>> begin PROVIDED MATERIAL

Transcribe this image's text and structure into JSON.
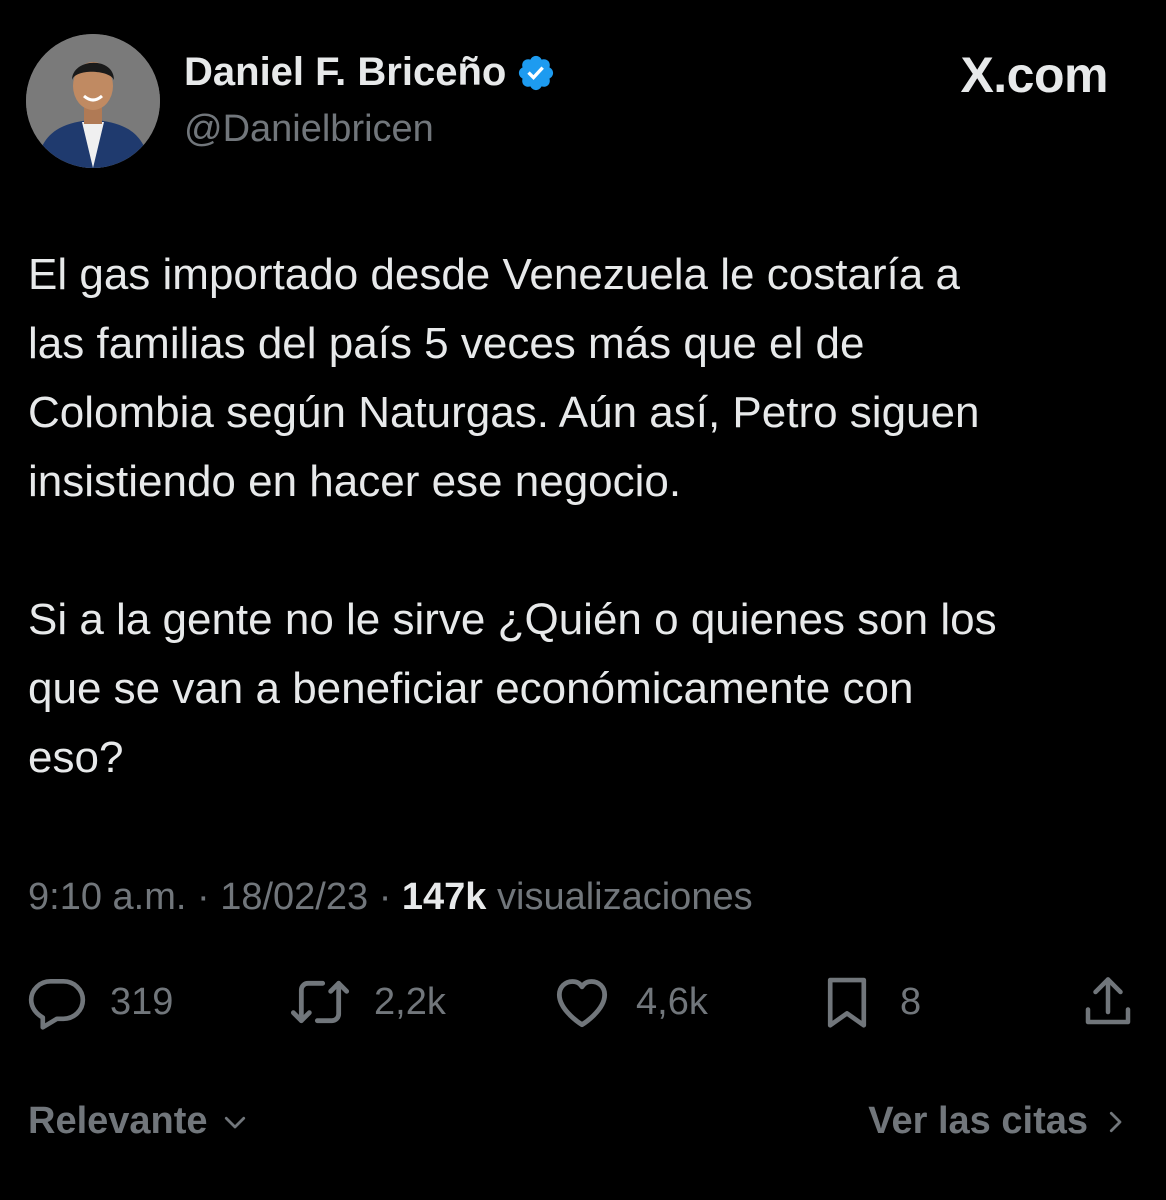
{
  "author": {
    "display_name": "Daniel F. Briceño",
    "handle": "@Danielbricen",
    "verified_color": "#1d9bf0"
  },
  "brand": "X.com",
  "tweet": {
    "paragraphs": [
      "El gas importado desde Venezuela le costaría a\nlas familias del país 5 veces más que el de\nColombia según Naturgas. Aún así, Petro siguen\ninsistiendo en hacer ese negocio.",
      "Si a la gente no le sirve ¿Quién o quienes son los\nque se van a beneficiar económicamente con\neso?"
    ]
  },
  "meta": {
    "time": "9:10 a.m.",
    "separator": "·",
    "date": "18/02/23",
    "views_count": "147k",
    "views_label": "visualizaciones"
  },
  "actions": {
    "replies": "319",
    "reposts": "2,2k",
    "likes": "4,6k",
    "bookmarks": "8"
  },
  "footer": {
    "sort_label": "Relevante",
    "quotes_link": "Ver las citas"
  },
  "colors": {
    "background": "#000000",
    "primary_text": "#e7e9ea",
    "secondary_text": "#71767b"
  }
}
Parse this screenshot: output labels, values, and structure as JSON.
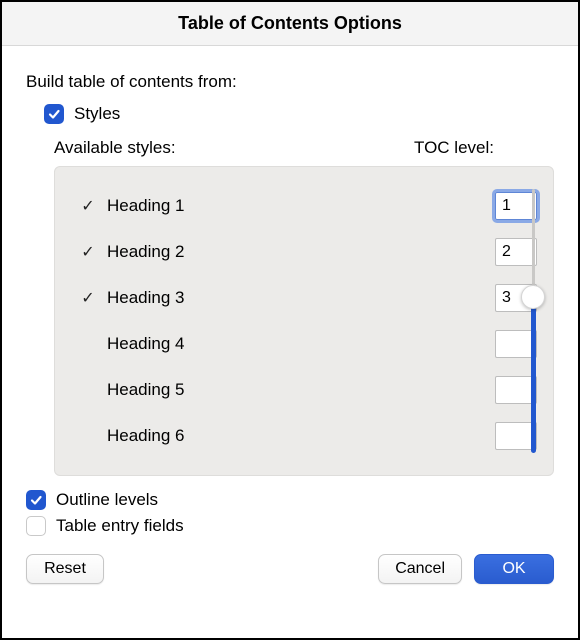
{
  "dialog": {
    "title": "Table of Contents Options",
    "build_from_label": "Build table of contents from:",
    "styles_checkbox": {
      "label": "Styles",
      "checked": true
    },
    "available_styles_label": "Available styles:",
    "toc_level_label": "TOC level:",
    "styles": [
      {
        "name": "Heading 1",
        "checked": true,
        "level": "1",
        "focused": true
      },
      {
        "name": "Heading 2",
        "checked": true,
        "level": "2",
        "focused": false
      },
      {
        "name": "Heading 3",
        "checked": true,
        "level": "3",
        "focused": false
      },
      {
        "name": "Heading 4",
        "checked": false,
        "level": "",
        "focused": false
      },
      {
        "name": "Heading 5",
        "checked": false,
        "level": "",
        "focused": false
      },
      {
        "name": "Heading 6",
        "checked": false,
        "level": "",
        "focused": false
      }
    ],
    "outline_levels_checkbox": {
      "label": "Outline levels",
      "checked": true
    },
    "table_entry_fields_checkbox": {
      "label": "Table entry fields",
      "checked": false
    },
    "buttons": {
      "reset": "Reset",
      "cancel": "Cancel",
      "ok": "OK"
    }
  },
  "glyphs": {
    "check": "✓"
  },
  "colors": {
    "accent": "#2157cf"
  }
}
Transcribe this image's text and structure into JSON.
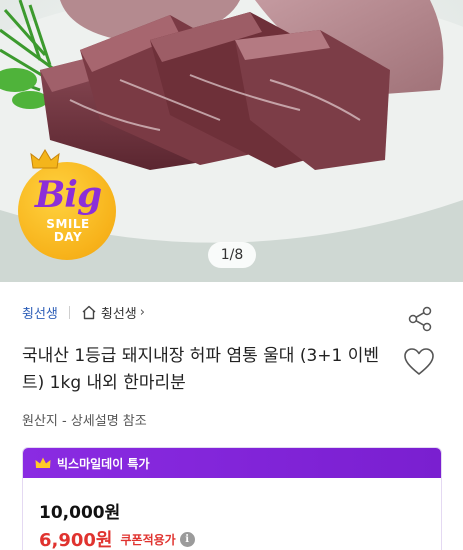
{
  "gallery": {
    "counter": "1/8"
  },
  "promo_badge": {
    "big": "Big",
    "line1": "SMILE",
    "line2": "DAY",
    "icon": "crown-icon"
  },
  "breadcrumb": {
    "brand": "췽선생",
    "store": "췽선생",
    "chevron": "›"
  },
  "product": {
    "title": "국내산 1등급 돼지내장 허파 염통 울대 (3+1 이벤트) 1kg 내외 한마리분",
    "origin": "원산지 - 상세설명 참조"
  },
  "deal": {
    "label": "빅스마일데이 특가",
    "original_price": "10,000원",
    "sale_price": "6,900원",
    "coupon_note": "쿠폰적용가",
    "info": "i"
  },
  "icons": {
    "share": "share-icon",
    "wishlist": "heart-icon",
    "home": "home-icon"
  },
  "colors": {
    "brand_link": "#2e5fb8",
    "deal_purple": "#8a2be2",
    "sale_red": "#e0332f",
    "badge_yellow": "#f7b21a"
  }
}
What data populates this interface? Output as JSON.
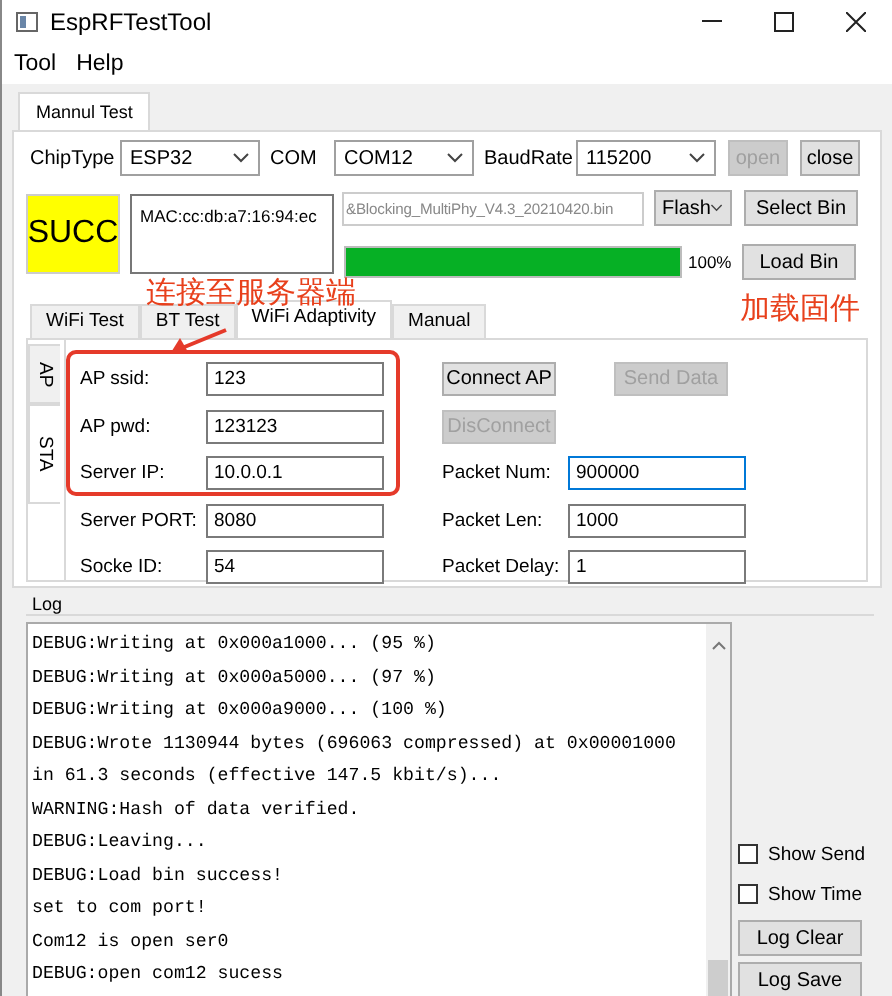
{
  "window": {
    "title": "EspRFTestTool"
  },
  "menu": [
    "Tool",
    "Help"
  ],
  "main_tabs": [
    {
      "label": "Mannul Test",
      "selected": true
    }
  ],
  "connection": {
    "fields": [
      {
        "label": "ChipType",
        "value": "ESP32"
      },
      {
        "label": "COM",
        "value": "COM12"
      },
      {
        "label": "BaudRate",
        "value": "115200"
      }
    ],
    "buttons": [
      {
        "label": "open",
        "disabled": true
      },
      {
        "label": "close",
        "disabled": false
      }
    ]
  },
  "status": "SUCC",
  "mac": "MAC:cc:db:a7:16:94:ec",
  "bin_path": "&Blocking_MultiPhy_V4.3_20210420.bin",
  "flash_mode": "Flash",
  "select_bin": "Select Bin",
  "progress": {
    "level": 1,
    "reading": "100%"
  },
  "load_bin": "Load Bin",
  "sub_tabs": [
    {
      "label": "WiFi Test",
      "selected": false
    },
    {
      "label": "BT Test",
      "selected": false
    },
    {
      "label": "WiFi Adaptivity",
      "selected": true
    },
    {
      "label": "Manual",
      "selected": false
    }
  ],
  "side_tabs": [
    {
      "label": "AP",
      "selected": false
    },
    {
      "label": "STA",
      "selected": true
    }
  ],
  "sta_fields": [
    {
      "label": "AP ssid:",
      "value": "123"
    },
    {
      "label": "AP pwd:",
      "value": "123123"
    },
    {
      "label": "Server IP:",
      "value": "10.0.0.1"
    },
    {
      "label": "Server PORT:",
      "value": "8080"
    },
    {
      "label": "Socke ID:",
      "value": "54"
    }
  ],
  "actions": [
    {
      "label": "Connect AP",
      "disabled": false
    },
    {
      "label": "Send Data",
      "disabled": true
    },
    {
      "label": "DisConnect",
      "disabled": true
    }
  ],
  "packet_fields": [
    {
      "label": "Packet Num:",
      "value": "900000",
      "focused": true
    },
    {
      "label": "Packet Len:",
      "value": "1000",
      "focused": false
    },
    {
      "label": "Packet Delay:",
      "value": "1",
      "focused": false
    }
  ],
  "log": {
    "title": "Log",
    "lines": [
      "DEBUG:Writing at 0x000a1000... (95 %)",
      "DEBUG:Writing at 0x000a5000... (97 %)",
      "DEBUG:Writing at 0x000a9000... (100 %)",
      "DEBUG:Wrote 1130944 bytes (696063 compressed) at 0x00001000",
      "in 61.3 seconds (effective 147.5 kbit/s)...",
      "WARNING:Hash of data verified.",
      "DEBUG:Leaving...",
      "DEBUG:Load bin success!",
      "set to com port!",
      "Com12 is open ser0",
      "DEBUG:open com12 sucess"
    ]
  },
  "log_options": [
    {
      "label": "Show Send",
      "checked": false
    },
    {
      "label": "Show Time",
      "checked": false
    }
  ],
  "log_buttons": [
    "Log Clear",
    "Log Save"
  ],
  "annotations": [
    "连接至服务器端",
    "加载固件"
  ]
}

>> end PROVIDED MATERIAL

WORK REQUIRED: Leave the pictures out and output the rest of the listing exactly.

FINISHED EXERCISE:
Transcribe this image's text and structure into JSON.
{
  "author": {
    "display_name": "Daniel F. Briceño",
    "handle": "@Danielbricen",
    "verified_color": "#1d9bf0"
  },
  "brand": "X.com",
  "tweet": {
    "paragraphs": [
      "El gas importado desde Venezuela le costaría a\nlas familias del país 5 veces más que el de\nColombia según Naturgas. Aún así, Petro siguen\ninsistiendo en hacer ese negocio.",
      "Si a la gente no le sirve ¿Quién o quienes son los\nque se van a beneficiar económicamente con\neso?"
    ]
  },
  "meta": {
    "time": "9:10 a.m.",
    "separator": "·",
    "date": "18/02/23",
    "views_count": "147k",
    "views_label": "visualizaciones"
  },
  "actions": {
    "replies": "319",
    "reposts": "2,2k",
    "likes": "4,6k",
    "bookmarks": "8"
  },
  "footer": {
    "sort_label": "Relevante",
    "quotes_link": "Ver las citas"
  },
  "colors": {
    "background": "#000000",
    "primary_text": "#e7e9ea",
    "secondary_text": "#71767b"
  }
}
Parse this screenshot: output labels, values, and structure as JSON.
{
  "dialog": {
    "title": "Table of Contents Options",
    "build_from_label": "Build table of contents from:",
    "styles_checkbox": {
      "label": "Styles",
      "checked": true
    },
    "available_styles_label": "Available styles:",
    "toc_level_label": "TOC level:",
    "styles": [
      {
        "name": "Heading 1",
        "checked": true,
        "level": "1",
        "focused": true
      },
      {
        "name": "Heading 2",
        "checked": true,
        "level": "2",
        "focused": false
      },
      {
        "name": "Heading 3",
        "checked": true,
        "level": "3",
        "focused": false
      },
      {
        "name": "Heading 4",
        "checked": false,
        "level": "",
        "focused": false
      },
      {
        "name": "Heading 5",
        "checked": false,
        "level": "",
        "focused": false
      },
      {
        "name": "Heading 6",
        "checked": false,
        "level": "",
        "focused": false
      }
    ],
    "outline_levels_checkbox": {
      "label": "Outline levels",
      "checked": true
    },
    "table_entry_fields_checkbox": {
      "label": "Table entry fields",
      "checked": false
    },
    "buttons": {
      "reset": "Reset",
      "cancel": "Cancel",
      "ok": "OK"
    }
  },
  "glyphs": {
    "check": "✓"
  },
  "colors": {
    "accent": "#2157cf"
  }
}
Transcribe this image's text and structure into JSON.
{
  "gallery": {
    "counter": "1/8"
  },
  "promo_badge": {
    "big": "Big",
    "line1": "SMILE",
    "line2": "DAY",
    "icon": "crown-icon"
  },
  "breadcrumb": {
    "brand": "췽선생",
    "store": "췽선생",
    "chevron": "›"
  },
  "product": {
    "title": "국내산 1등급 돼지내장 허파 염통 울대 (3+1 이벤트) 1kg 내외 한마리분",
    "origin": "원산지 - 상세설명 참조"
  },
  "deal": {
    "label": "빅스마일데이 특가",
    "original_price": "10,000원",
    "sale_price": "6,900원",
    "coupon_note": "쿠폰적용가",
    "info": "i"
  },
  "icons": {
    "share": "share-icon",
    "wishlist": "heart-icon",
    "home": "home-icon"
  },
  "colors": {
    "brand_link": "#2e5fb8",
    "deal_purple": "#8a2be2",
    "sale_red": "#e0332f",
    "badge_yellow": "#f7b21a"
  }
}
What data populates this interface? Output as JSON.
{
  "window": {
    "title": "EspRFTestTool"
  },
  "menu": [
    "Tool",
    "Help"
  ],
  "main_tabs": [
    {
      "label": "Mannul Test",
      "selected": true
    }
  ],
  "connection": {
    "fields": [
      {
        "label": "ChipType",
        "value": "ESP32"
      },
      {
        "label": "COM",
        "value": "COM12"
      },
      {
        "label": "BaudRate",
        "value": "115200"
      }
    ],
    "buttons": [
      {
        "label": "open",
        "disabled": true
      },
      {
        "label": "close",
        "disabled": false
      }
    ]
  },
  "status": "SUCC",
  "mac": "MAC:cc:db:a7:16:94:ec",
  "bin_path": "&Blocking_MultiPhy_V4.3_20210420.bin",
  "flash_mode": "Flash",
  "select_bin": "Select Bin",
  "progress": {
    "level": 1,
    "reading": "100%"
  },
  "load_bin": "Load Bin",
  "sub_tabs": [
    {
      "label": "WiFi Test",
      "selected": false
    },
    {
      "label": "BT Test",
      "selected": false
    },
    {
      "label": "WiFi Adaptivity",
      "selected": true
    },
    {
      "label": "Manual",
      "selected": false
    }
  ],
  "side_tabs": [
    {
      "label": "AP",
      "selected": false
    },
    {
      "label": "STA",
      "selected": true
    }
  ],
  "sta_fields": [
    {
      "label": "AP ssid:",
      "value": "123"
    },
    {
      "label": "AP pwd:",
      "value": "123123"
    },
    {
      "label": "Server IP:",
      "value": "10.0.0.1"
    },
    {
      "label": "Server PORT:",
      "value": "8080"
    },
    {
      "label": "Socke ID:",
      "value": "54"
    }
  ],
  "actions": [
    {
      "label": "Connect AP",
      "disabled": false
    },
    {
      "label": "Send Data",
      "disabled": true
    },
    {
      "label": "DisConnect",
      "disabled": true
    }
  ],
  "packet_fields": [
    {
      "label": "Packet Num:",
      "value": "900000",
      "focused": true
    },
    {
      "label": "Packet Len:",
      "value": "1000",
      "focused": false
    },
    {
      "label": "Packet Delay:",
      "value": "1",
      "focused": false
    }
  ],
  "log": {
    "title": "Log",
    "lines": [
      "DEBUG:Writing at 0x000a1000... (95 %)",
      "DEBUG:Writing at 0x000a5000... (97 %)",
      "DEBUG:Writing at 0x000a9000... (100 %)",
      "DEBUG:Wrote 1130944 bytes (696063 compressed) at 0x00001000",
      "in 61.3 seconds (effective 147.5 kbit/s)...",
      "WARNING:Hash of data verified.",
      "DEBUG:Leaving...",
      "DEBUG:Load bin success!",
      "set to com port!",
      "Com12 is open ser0",
      "DEBUG:open com12 sucess"
    ]
  },
  "log_options": [
    {
      "label": "Show Send",
      "checked": false
    },
    {
      "label": "Show Time",
      "checked": false
    }
  ],
  "log_buttons": [
    "Log Clear",
    "Log Save"
  ],
  "annotations": [
    "连接至服务器端",
    "加载固件"
  ]
}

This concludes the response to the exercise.